**Task instructions:** Narrow the data below down to the lines containing "header".

**Recorded data:**

━━━━━━━━━━━━━━━━━━━━━━━━━━━━━━

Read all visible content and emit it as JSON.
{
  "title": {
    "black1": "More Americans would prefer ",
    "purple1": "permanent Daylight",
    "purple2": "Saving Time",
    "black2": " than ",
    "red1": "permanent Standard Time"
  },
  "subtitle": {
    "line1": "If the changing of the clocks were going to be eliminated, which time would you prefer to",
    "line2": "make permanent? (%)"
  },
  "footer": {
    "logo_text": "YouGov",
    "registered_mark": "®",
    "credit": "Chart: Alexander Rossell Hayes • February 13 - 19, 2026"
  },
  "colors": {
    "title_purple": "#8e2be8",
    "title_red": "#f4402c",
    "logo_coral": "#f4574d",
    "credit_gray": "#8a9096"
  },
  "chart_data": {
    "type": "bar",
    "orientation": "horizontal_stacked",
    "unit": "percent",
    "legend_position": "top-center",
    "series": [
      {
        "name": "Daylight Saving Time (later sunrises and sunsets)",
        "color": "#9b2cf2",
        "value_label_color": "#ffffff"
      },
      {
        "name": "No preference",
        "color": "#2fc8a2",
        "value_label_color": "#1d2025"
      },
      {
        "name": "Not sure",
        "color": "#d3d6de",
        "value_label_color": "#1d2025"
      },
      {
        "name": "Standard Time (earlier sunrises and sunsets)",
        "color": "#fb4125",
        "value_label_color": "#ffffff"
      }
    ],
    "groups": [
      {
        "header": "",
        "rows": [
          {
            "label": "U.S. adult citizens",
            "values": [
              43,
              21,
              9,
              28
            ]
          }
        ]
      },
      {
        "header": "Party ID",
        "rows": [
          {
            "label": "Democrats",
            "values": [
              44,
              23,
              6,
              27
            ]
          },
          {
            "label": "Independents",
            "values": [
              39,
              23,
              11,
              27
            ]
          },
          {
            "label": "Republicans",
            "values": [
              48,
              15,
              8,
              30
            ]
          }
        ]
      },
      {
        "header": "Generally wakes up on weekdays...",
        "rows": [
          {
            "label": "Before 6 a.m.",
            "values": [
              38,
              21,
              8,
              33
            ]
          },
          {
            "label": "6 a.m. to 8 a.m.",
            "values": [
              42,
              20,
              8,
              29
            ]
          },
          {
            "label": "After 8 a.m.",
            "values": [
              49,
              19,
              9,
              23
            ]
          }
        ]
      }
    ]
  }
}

━━━━━━━━━━━━━━━━━━━━━━━━━━━━━━

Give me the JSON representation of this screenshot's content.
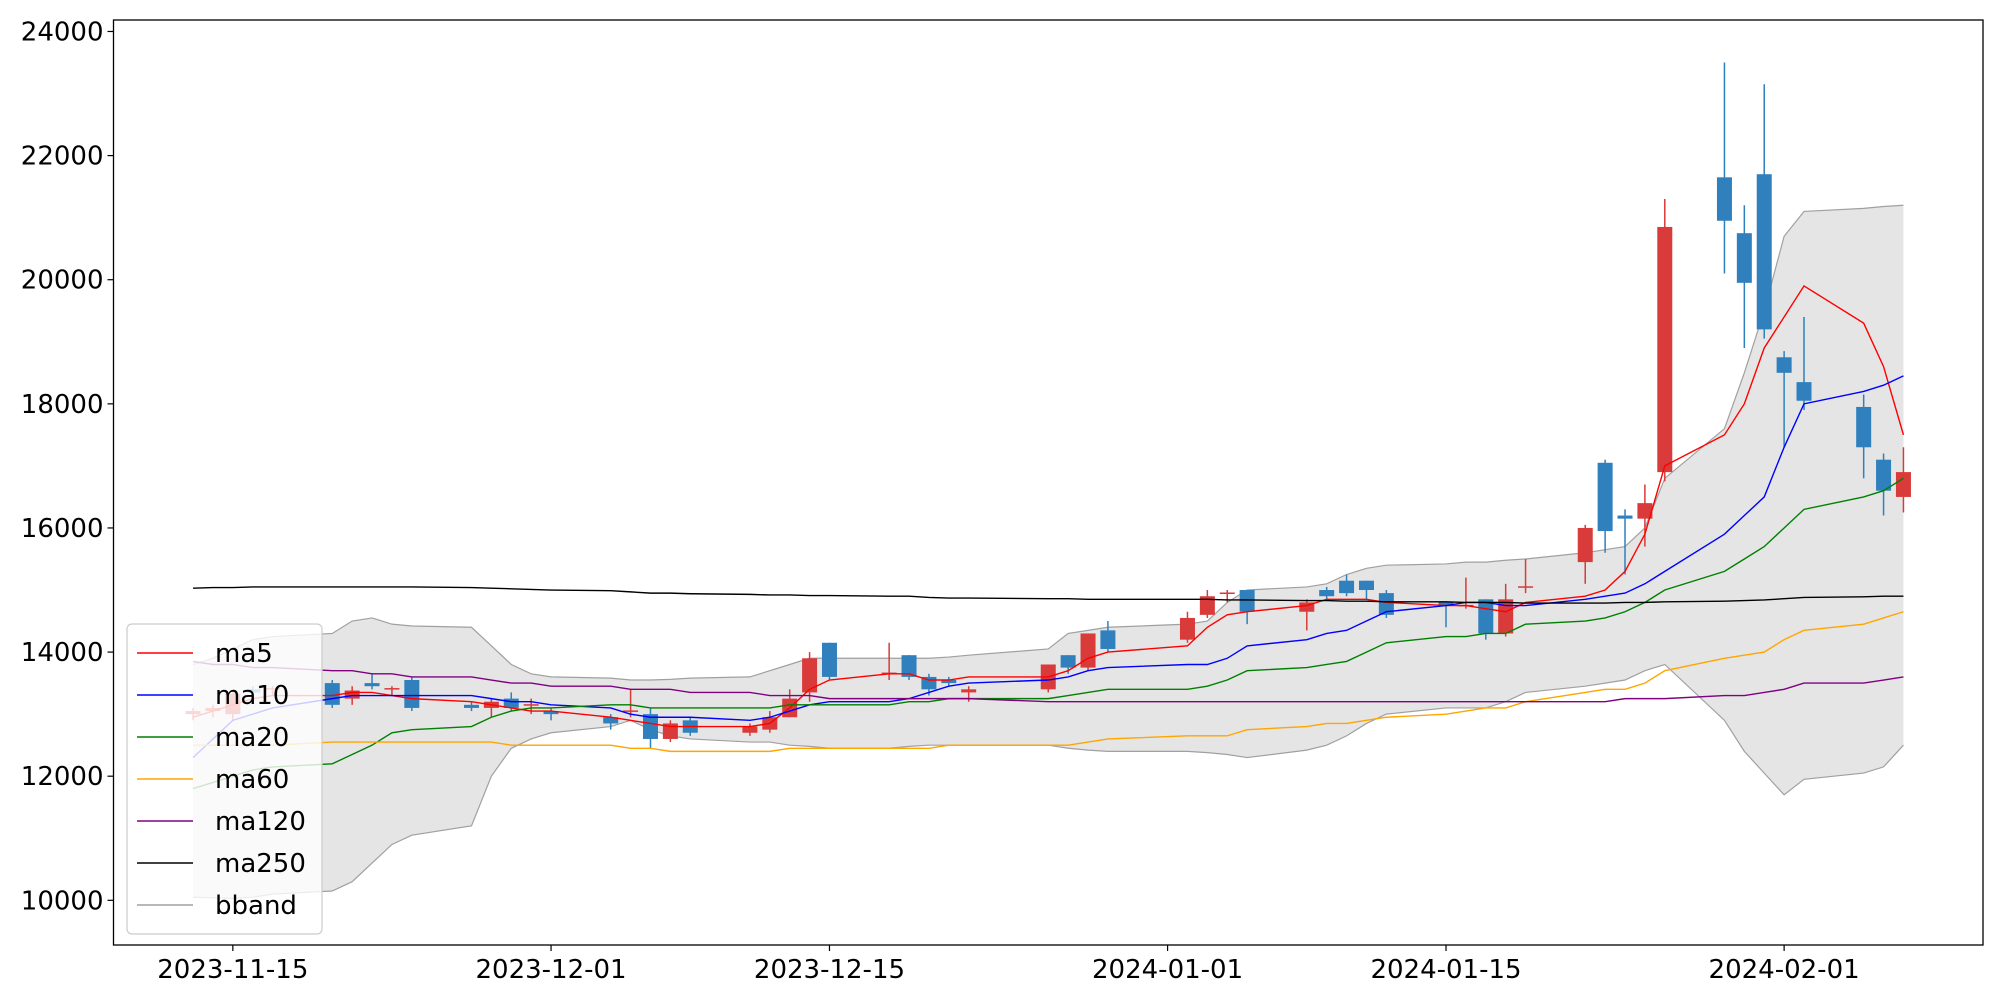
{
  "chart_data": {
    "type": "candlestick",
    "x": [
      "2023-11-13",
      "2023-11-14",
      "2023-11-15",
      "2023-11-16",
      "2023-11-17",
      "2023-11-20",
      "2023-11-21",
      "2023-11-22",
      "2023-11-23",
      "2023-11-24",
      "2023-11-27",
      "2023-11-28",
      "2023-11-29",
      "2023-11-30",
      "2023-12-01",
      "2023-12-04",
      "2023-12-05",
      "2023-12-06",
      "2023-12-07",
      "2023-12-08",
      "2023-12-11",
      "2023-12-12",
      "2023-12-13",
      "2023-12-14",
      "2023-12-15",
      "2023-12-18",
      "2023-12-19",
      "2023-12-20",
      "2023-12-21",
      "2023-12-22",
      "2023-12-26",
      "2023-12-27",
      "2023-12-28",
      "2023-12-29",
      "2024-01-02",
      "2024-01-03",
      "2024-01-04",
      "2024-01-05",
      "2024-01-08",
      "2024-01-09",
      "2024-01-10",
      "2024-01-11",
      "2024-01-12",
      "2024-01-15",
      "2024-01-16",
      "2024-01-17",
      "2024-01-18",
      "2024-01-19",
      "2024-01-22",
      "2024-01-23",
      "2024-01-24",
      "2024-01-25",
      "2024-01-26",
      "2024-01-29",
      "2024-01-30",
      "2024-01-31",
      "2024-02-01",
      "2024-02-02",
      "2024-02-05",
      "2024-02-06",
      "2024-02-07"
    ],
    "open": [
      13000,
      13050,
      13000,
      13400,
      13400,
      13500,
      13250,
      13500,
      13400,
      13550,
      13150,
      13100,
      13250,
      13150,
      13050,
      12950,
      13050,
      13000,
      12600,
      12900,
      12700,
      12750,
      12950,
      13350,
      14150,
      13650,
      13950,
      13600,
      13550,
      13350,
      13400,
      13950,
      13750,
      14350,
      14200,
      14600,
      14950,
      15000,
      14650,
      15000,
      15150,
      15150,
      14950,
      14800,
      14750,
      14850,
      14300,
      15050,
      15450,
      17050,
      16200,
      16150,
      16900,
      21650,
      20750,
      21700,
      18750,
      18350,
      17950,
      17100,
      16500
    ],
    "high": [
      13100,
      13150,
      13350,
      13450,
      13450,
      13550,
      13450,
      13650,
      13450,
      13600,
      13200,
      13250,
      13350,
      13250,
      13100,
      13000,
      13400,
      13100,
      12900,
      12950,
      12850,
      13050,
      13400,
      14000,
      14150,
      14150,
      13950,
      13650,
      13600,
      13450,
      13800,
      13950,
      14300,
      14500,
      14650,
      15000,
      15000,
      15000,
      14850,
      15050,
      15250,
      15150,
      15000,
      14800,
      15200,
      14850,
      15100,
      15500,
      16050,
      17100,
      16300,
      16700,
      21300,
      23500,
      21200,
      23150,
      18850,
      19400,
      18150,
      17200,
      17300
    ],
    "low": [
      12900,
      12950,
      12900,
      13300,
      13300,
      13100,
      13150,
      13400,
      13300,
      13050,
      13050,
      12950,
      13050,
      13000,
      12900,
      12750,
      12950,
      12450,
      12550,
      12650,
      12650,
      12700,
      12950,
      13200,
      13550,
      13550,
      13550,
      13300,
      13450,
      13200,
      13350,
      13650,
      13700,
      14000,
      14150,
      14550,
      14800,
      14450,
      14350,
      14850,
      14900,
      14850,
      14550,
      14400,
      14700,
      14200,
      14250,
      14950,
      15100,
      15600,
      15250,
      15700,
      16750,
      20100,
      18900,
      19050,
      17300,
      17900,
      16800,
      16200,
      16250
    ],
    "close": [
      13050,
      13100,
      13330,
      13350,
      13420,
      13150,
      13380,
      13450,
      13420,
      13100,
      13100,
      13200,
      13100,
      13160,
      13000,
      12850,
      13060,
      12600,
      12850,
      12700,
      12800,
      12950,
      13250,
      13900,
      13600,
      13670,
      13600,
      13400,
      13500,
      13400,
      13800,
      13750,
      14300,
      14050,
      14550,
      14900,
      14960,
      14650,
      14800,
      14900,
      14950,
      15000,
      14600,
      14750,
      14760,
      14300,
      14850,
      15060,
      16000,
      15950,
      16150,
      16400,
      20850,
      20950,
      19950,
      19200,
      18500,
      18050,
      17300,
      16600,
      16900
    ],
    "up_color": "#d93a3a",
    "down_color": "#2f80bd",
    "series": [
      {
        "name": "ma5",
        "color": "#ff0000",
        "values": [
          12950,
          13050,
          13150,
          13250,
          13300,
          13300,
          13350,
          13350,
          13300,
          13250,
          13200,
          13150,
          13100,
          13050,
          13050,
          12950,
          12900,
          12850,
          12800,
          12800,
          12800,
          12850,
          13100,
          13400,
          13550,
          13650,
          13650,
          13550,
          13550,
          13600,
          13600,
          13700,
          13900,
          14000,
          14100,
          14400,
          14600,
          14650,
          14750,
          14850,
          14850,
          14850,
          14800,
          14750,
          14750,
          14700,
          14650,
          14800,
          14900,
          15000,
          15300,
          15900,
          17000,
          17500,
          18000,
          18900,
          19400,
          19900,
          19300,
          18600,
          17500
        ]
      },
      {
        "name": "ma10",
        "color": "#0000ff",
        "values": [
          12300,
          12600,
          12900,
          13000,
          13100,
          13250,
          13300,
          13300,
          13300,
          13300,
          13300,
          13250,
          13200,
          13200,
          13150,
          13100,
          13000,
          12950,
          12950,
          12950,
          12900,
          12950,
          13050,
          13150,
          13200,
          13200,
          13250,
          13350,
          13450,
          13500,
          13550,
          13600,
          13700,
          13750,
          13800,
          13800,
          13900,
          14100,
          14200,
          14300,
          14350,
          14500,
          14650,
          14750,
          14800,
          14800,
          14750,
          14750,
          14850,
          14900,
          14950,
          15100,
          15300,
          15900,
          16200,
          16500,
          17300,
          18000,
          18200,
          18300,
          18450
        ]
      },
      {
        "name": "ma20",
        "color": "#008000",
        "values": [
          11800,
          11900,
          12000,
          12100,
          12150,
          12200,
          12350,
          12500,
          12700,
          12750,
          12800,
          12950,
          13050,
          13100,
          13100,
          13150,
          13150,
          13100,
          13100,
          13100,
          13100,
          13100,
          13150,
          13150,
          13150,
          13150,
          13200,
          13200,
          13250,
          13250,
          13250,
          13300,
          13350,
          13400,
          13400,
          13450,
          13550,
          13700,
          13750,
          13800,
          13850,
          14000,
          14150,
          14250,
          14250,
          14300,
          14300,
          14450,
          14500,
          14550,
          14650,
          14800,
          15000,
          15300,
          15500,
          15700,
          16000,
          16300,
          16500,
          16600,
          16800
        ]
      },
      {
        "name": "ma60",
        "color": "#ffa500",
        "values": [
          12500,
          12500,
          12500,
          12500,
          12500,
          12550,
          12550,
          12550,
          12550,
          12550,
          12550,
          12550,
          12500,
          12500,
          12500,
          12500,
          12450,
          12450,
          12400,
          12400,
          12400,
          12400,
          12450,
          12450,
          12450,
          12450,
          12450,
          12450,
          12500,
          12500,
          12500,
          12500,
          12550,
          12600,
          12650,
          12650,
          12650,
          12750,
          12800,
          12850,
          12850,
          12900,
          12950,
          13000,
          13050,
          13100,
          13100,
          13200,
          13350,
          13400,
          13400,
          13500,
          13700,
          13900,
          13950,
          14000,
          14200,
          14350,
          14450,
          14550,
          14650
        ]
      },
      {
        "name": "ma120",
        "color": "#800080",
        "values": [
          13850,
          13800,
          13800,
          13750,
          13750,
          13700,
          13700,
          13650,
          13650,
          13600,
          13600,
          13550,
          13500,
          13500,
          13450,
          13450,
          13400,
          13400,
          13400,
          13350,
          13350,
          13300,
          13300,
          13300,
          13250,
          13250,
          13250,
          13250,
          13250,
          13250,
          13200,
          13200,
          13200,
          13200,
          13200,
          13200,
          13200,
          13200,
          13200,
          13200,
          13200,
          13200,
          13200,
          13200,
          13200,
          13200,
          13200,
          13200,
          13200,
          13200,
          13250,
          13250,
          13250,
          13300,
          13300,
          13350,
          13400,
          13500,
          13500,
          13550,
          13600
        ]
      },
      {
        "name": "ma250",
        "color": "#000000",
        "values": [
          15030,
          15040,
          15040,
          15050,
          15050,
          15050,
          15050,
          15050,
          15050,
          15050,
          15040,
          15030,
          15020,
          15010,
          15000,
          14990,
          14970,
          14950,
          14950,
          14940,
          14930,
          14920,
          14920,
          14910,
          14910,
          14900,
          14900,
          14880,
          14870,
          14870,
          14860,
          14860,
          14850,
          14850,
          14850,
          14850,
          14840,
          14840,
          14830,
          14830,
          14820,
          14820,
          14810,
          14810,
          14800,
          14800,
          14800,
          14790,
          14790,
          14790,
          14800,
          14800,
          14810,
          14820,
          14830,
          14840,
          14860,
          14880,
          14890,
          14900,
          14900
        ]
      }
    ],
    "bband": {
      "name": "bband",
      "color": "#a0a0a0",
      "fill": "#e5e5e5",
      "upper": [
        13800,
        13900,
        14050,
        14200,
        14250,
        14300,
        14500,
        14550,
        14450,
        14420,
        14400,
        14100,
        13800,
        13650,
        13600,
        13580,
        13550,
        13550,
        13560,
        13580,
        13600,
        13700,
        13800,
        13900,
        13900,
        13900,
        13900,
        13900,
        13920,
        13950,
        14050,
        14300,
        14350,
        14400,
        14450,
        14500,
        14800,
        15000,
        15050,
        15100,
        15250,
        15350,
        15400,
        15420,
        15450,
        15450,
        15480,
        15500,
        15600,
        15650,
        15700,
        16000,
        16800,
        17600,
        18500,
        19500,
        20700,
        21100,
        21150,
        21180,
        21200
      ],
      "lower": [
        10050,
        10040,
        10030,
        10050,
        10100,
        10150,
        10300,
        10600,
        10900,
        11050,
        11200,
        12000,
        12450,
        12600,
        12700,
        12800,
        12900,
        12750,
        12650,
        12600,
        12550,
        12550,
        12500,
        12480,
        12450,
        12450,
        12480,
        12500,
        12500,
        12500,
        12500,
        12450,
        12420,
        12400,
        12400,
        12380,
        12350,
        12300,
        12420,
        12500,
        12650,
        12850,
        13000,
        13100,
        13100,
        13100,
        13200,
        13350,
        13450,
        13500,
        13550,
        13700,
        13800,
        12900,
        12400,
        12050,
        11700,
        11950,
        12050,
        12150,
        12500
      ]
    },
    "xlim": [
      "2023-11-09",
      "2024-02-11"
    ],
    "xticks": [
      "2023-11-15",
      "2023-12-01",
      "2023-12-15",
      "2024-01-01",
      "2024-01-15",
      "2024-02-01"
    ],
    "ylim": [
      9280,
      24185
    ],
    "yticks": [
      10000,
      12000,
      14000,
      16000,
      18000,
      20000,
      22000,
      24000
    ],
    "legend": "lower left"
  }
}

━━━━━━━━━━━━━━━━━━━━━━━━━━━━━━

**Task response:**
        "header": "",
        "header": "Party ID",
        "header": "Generally wakes up on weekdays...",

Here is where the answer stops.